• Data entries
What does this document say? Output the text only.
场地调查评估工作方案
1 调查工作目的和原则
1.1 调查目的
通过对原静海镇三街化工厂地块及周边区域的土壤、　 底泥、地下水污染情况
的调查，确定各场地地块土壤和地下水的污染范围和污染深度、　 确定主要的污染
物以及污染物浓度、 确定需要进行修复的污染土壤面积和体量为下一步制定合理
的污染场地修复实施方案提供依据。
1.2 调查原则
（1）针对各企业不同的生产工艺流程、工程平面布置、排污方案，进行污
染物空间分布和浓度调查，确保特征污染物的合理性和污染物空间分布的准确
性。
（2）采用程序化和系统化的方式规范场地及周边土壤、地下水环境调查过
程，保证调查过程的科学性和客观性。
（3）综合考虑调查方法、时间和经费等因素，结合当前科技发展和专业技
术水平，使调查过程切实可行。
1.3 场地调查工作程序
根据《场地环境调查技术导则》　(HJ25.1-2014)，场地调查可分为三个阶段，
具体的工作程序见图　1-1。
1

• Set task
Each of the records should be retyped exactly.

• In response
What does this document say? Output the text only.
场地调查评估工作方案
1 调查工作目的和原则
1.1 调查目的
通过对原静海镇三街化工厂地块及周边区域的土壤、　 底泥、地下水污染情况
的调查，确定各场地地块土壤和地下水的污染范围和污染深度、　 确定主要的污染
物以及污染物浓度、 确定需要进行修复的污染土壤面积和体量为下一步制定合理
的污染场地修复实施方案提供依据。
1.2 调查原则
（1）针对各企业不同的生产工艺流程、工程平面布置、排污方案，进行污
染物空间分布和浓度调查，确保特征污染物的合理性和污染物空间分布的准确
性。
（2）采用程序化和系统化的方式规范场地及周边土壤、地下水环境调查过
程，保证调查过程的科学性和客观性。
（3）综合考虑调查方法、时间和经费等因素，结合当前科技发展和专业技
术水平，使调查过程切实可行。
1.3 场地调查工作程序
根据《场地环境调查技术导则》　(HJ25.1-2014)，场地调查可分为三个阶段，
具体的工作程序见图　1-1。
1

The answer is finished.